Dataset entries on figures
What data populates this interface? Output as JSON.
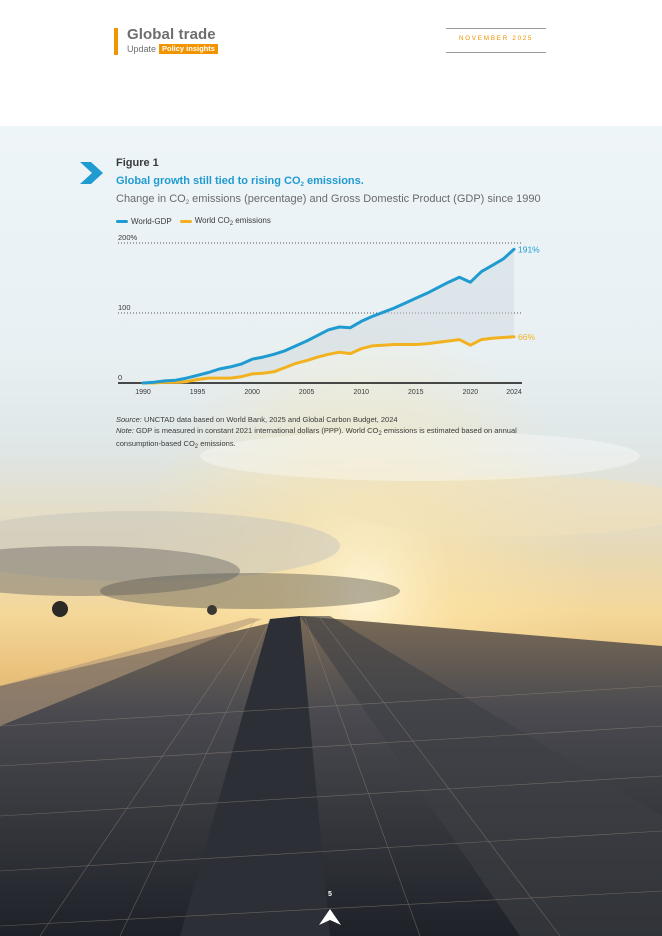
{
  "header": {
    "title": "Global trade",
    "subtitle": "Update",
    "badge": "Policy insights",
    "date": "NOVEMBER 2025"
  },
  "figure": {
    "label": "Figure 1",
    "title_before": "Global growth still tied to rising CO",
    "title_sub": "2",
    "title_after": " emissions.",
    "subtitle_before": "Change in CO",
    "subtitle_sub": "2",
    "subtitle_after": " emissions (percentage) and Gross Domestic Product (GDP) since 1990",
    "legend": [
      {
        "label": "World-GDP",
        "color": "#1f9bd1"
      },
      {
        "label_before": "World CO",
        "label_sub": "2",
        "label_after": " emissions",
        "color": "#f2b21f"
      }
    ],
    "source_label": "Source:",
    "source_text": " UNCTAD data based on World Bank, 2025 and Global Carbon Budget, 2024",
    "note_label": "Note:",
    "note_before": " GDP is measured in constant 2021 international dollars (PPP). World CO",
    "note_sub": "2",
    "note_middle": " emissions is estimated based on annual consumption-based CO",
    "note_sub2": "2",
    "note_after": " emissions."
  },
  "chart_data": {
    "type": "line",
    "title": "Global growth still tied to rising CO2 emissions.",
    "subtitle": "Change in CO2 emissions (percentage) and Gross Domestic Product (GDP) since 1990",
    "xlabel": "",
    "ylabel": "",
    "ylim": [
      0,
      200
    ],
    "y_ticks": [
      "0",
      "100",
      "200%"
    ],
    "x_ticks": [
      "1990",
      "1995",
      "2000",
      "2005",
      "2010",
      "2015",
      "2020",
      "2024"
    ],
    "x": [
      1990,
      1991,
      1992,
      1993,
      1994,
      1995,
      1996,
      1997,
      1998,
      1999,
      2000,
      2001,
      2002,
      2003,
      2004,
      2005,
      2006,
      2007,
      2008,
      2009,
      2010,
      2011,
      2012,
      2013,
      2014,
      2015,
      2016,
      2017,
      2018,
      2019,
      2020,
      2021,
      2022,
      2023,
      2024
    ],
    "series": [
      {
        "name": "World-GDP",
        "color": "#1f9bd1",
        "end_label": "191%",
        "values": [
          0,
          1,
          3,
          4,
          7,
          11,
          15,
          20,
          23,
          27,
          34,
          37,
          41,
          46,
          53,
          60,
          68,
          76,
          80,
          79,
          88,
          95,
          101,
          107,
          114,
          121,
          128,
          136,
          144,
          151,
          144,
          159,
          168,
          177,
          191
        ]
      },
      {
        "name": "World CO2 emissions",
        "color": "#f2b21f",
        "end_label": "66%",
        "values": [
          0,
          0,
          1,
          1,
          2,
          5,
          7,
          7,
          7,
          9,
          13,
          14,
          16,
          22,
          28,
          32,
          37,
          41,
          44,
          42,
          49,
          53,
          54,
          55,
          55,
          55,
          56,
          58,
          60,
          62,
          54,
          62,
          64,
          65,
          66
        ]
      }
    ],
    "grid": "dotted at 100 and 200",
    "legend": "top-left"
  },
  "page": {
    "number": "5"
  }
}
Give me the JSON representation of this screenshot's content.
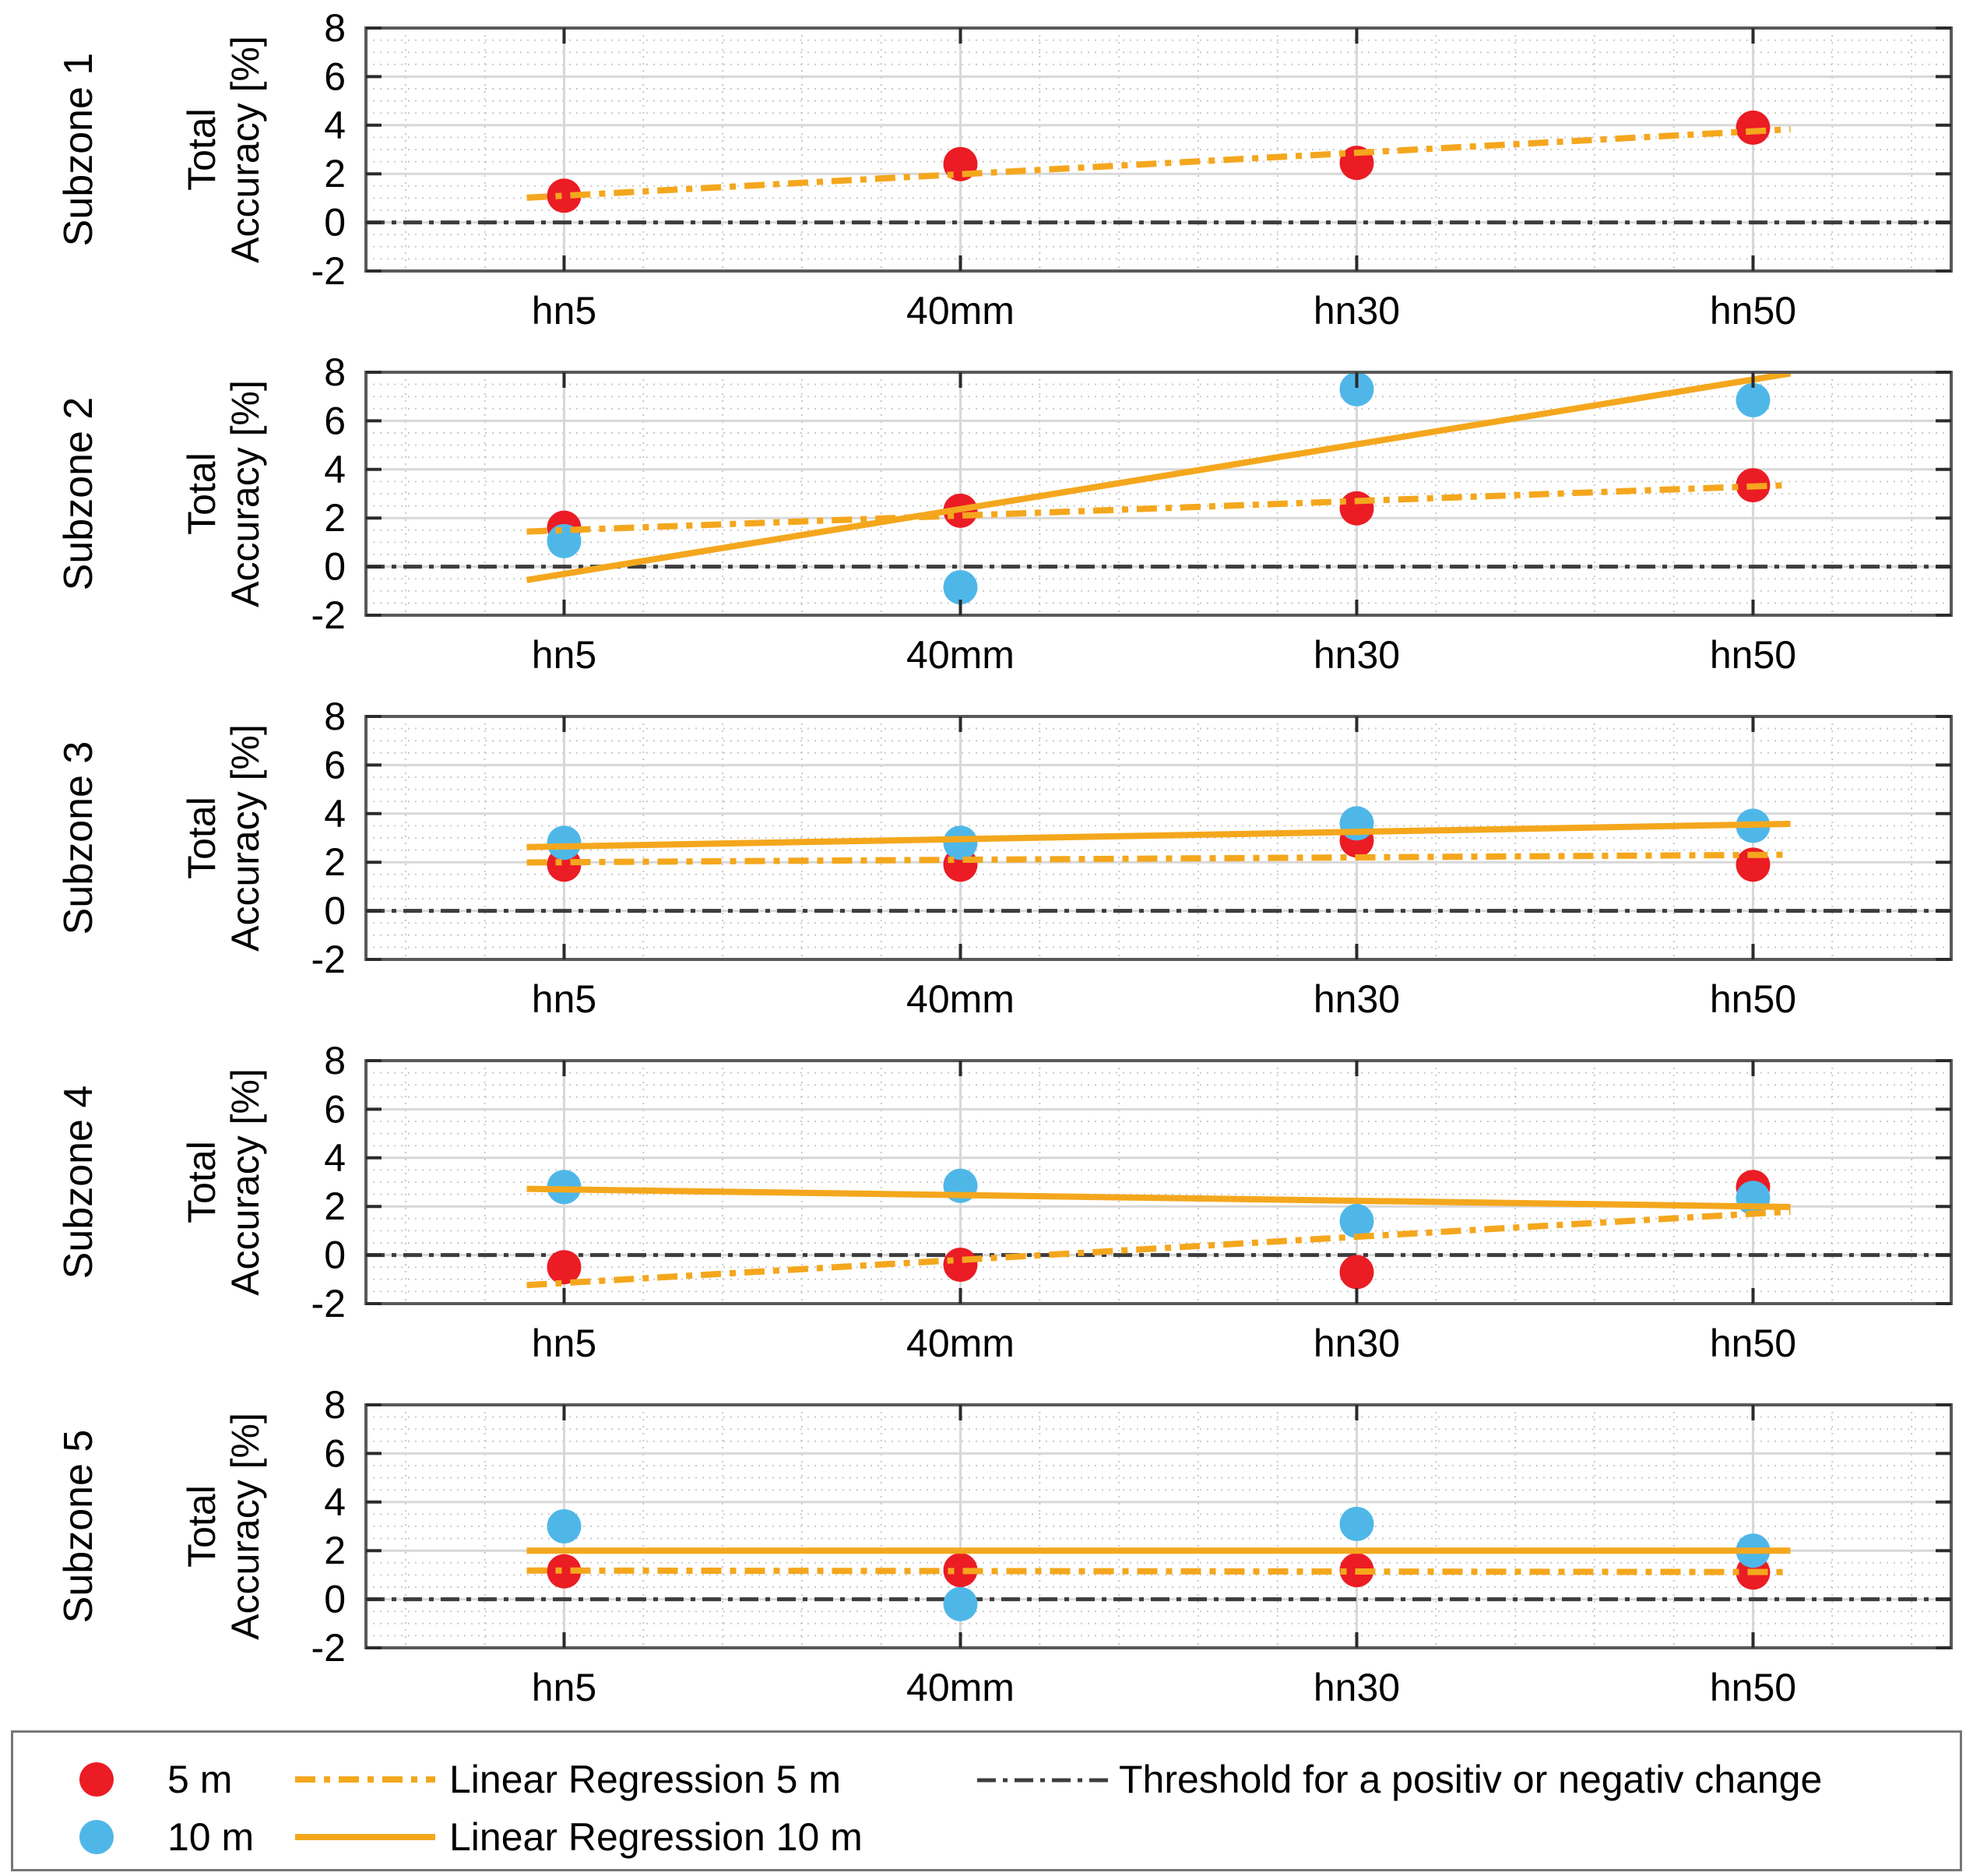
{
  "figure": {
    "ylabel_line1": "Total",
    "ylabel_line2": "Accuracy [%]",
    "ylabel": "Total Accuracy [%]",
    "ylim": [
      -2,
      8
    ],
    "yticks": [
      8,
      6,
      4,
      2,
      0,
      -2
    ],
    "ytick_labels": [
      "8",
      "6",
      "4",
      "2",
      "0",
      "-2"
    ],
    "categories": [
      "hn5",
      "40mm",
      "hn30",
      "hn50"
    ]
  },
  "colors": {
    "red": "#eb1c24",
    "blue": "#4fb7e8",
    "orange": "#f4a71d",
    "threshold": "#3d3d3d"
  },
  "chart_data": [
    {
      "type": "scatter",
      "title": "Subzone 1",
      "ylabel": "Total Accuracy [%]",
      "categories": [
        "hn5",
        "40mm",
        "hn30",
        "hn50"
      ],
      "ylim": [
        -2,
        8
      ],
      "grid": true,
      "threshold_y": 0,
      "series": [
        {
          "key": "5m",
          "name": "5 m",
          "kind": "points",
          "color": "red",
          "values": [
            1.1,
            2.4,
            2.45,
            3.9
          ]
        },
        {
          "key": "lr5",
          "name": "Linear Regression 5 m",
          "kind": "regression",
          "style": "dashdot",
          "color": "orange",
          "endpoints": [
            1.1,
            3.75
          ]
        }
      ]
    },
    {
      "type": "scatter",
      "title": "Subzone 2",
      "ylabel": "Total Accuracy [%]",
      "categories": [
        "hn5",
        "40mm",
        "hn30",
        "hn50"
      ],
      "ylim": [
        -2,
        8
      ],
      "grid": true,
      "threshold_y": 0,
      "series": [
        {
          "key": "5m",
          "name": "5 m",
          "kind": "points",
          "color": "red",
          "values": [
            1.6,
            2.3,
            2.4,
            3.35
          ]
        },
        {
          "key": "10m",
          "name": "10 m",
          "kind": "points",
          "color": "blue",
          "values": [
            1.05,
            -0.85,
            7.3,
            6.85
          ]
        },
        {
          "key": "lr5",
          "name": "Linear Regression 5 m",
          "kind": "regression",
          "style": "dashdot",
          "color": "orange",
          "endpoints": [
            1.5,
            3.3
          ]
        },
        {
          "key": "lr10",
          "name": "Linear Regression 10 m",
          "kind": "regression",
          "style": "solid",
          "color": "orange",
          "endpoints": [
            -0.3,
            7.7
          ]
        }
      ]
    },
    {
      "type": "scatter",
      "title": "Subzone 3",
      "ylabel": "Total Accuracy [%]",
      "categories": [
        "hn5",
        "40mm",
        "hn30",
        "hn50"
      ],
      "ylim": [
        -2,
        8
      ],
      "grid": true,
      "threshold_y": 0,
      "series": [
        {
          "key": "5m",
          "name": "5 m",
          "kind": "points",
          "color": "red",
          "values": [
            1.9,
            1.9,
            2.9,
            1.9
          ]
        },
        {
          "key": "10m",
          "name": "10 m",
          "kind": "points",
          "color": "blue",
          "values": [
            2.8,
            2.8,
            3.6,
            3.5
          ]
        },
        {
          "key": "lr5",
          "name": "Linear Regression 5 m",
          "kind": "regression",
          "style": "dashdot",
          "color": "orange",
          "endpoints": [
            2.0,
            2.3
          ]
        },
        {
          "key": "lr10",
          "name": "Linear Regression 10 m",
          "kind": "regression",
          "style": "solid",
          "color": "orange",
          "endpoints": [
            2.65,
            3.55
          ]
        }
      ]
    },
    {
      "type": "scatter",
      "title": "Subzone 4",
      "ylabel": "Total Accuracy [%]",
      "categories": [
        "hn5",
        "40mm",
        "hn30",
        "hn50"
      ],
      "ylim": [
        -2,
        8
      ],
      "grid": true,
      "threshold_y": 0,
      "series": [
        {
          "key": "5m",
          "name": "5 m",
          "kind": "points",
          "color": "red",
          "values": [
            -0.5,
            -0.4,
            -0.7,
            2.8
          ]
        },
        {
          "key": "10m",
          "name": "10 m",
          "kind": "points",
          "color": "blue",
          "values": [
            2.8,
            2.85,
            1.4,
            2.35
          ]
        },
        {
          "key": "lr5",
          "name": "Linear Regression 5 m",
          "kind": "regression",
          "style": "dashdot",
          "color": "orange",
          "endpoints": [
            -1.15,
            1.7
          ]
        },
        {
          "key": "lr10",
          "name": "Linear Regression 10 m",
          "kind": "regression",
          "style": "solid",
          "color": "orange",
          "endpoints": [
            2.7,
            2.0
          ]
        }
      ]
    },
    {
      "type": "scatter",
      "title": "Subzone 5",
      "ylabel": "Total Accuracy [%]",
      "categories": [
        "hn5",
        "40mm",
        "hn30",
        "hn50"
      ],
      "ylim": [
        -2,
        8
      ],
      "grid": true,
      "threshold_y": 0,
      "series": [
        {
          "key": "5m",
          "name": "5 m",
          "kind": "points",
          "color": "red",
          "values": [
            1.15,
            1.2,
            1.2,
            1.1
          ]
        },
        {
          "key": "10m",
          "name": "10 m",
          "kind": "points",
          "color": "blue",
          "values": [
            3.0,
            -0.2,
            3.1,
            2.0
          ]
        },
        {
          "key": "lr5",
          "name": "Linear Regression 5 m",
          "kind": "regression",
          "style": "dashdot",
          "color": "orange",
          "endpoints": [
            1.18,
            1.12
          ]
        },
        {
          "key": "lr10",
          "name": "Linear Regression 10 m",
          "kind": "regression",
          "style": "solid",
          "color": "orange",
          "endpoints": [
            2.0,
            2.0
          ]
        }
      ]
    }
  ],
  "legend": {
    "items": [
      {
        "key": "5m",
        "label": "5 m",
        "marker": "dot",
        "color": "red"
      },
      {
        "key": "10m",
        "label": "10 m",
        "marker": "dot",
        "color": "blue"
      },
      {
        "key": "lr5",
        "label": "Linear Regression 5 m",
        "marker": "dashdot-line",
        "color": "orange"
      },
      {
        "key": "lr10",
        "label": "Linear Regression 10 m",
        "marker": "solid-line",
        "color": "orange"
      },
      {
        "key": "threshold",
        "label": "Threshold for a positiv or negativ change",
        "marker": "dashdot-line",
        "color": "threshold"
      }
    ]
  }
}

_AIM_. Pick out each line in the material containing "Gross".

_SOLUTION TO THE PROBLEM_.
    "subtitle_after": " emissions (percentage) and Gross Domestic Product (GDP) since 1990",
    "subtitle": "Change in CO2 emissions (percentage) and Gross Domestic Product (GDP) since 1990",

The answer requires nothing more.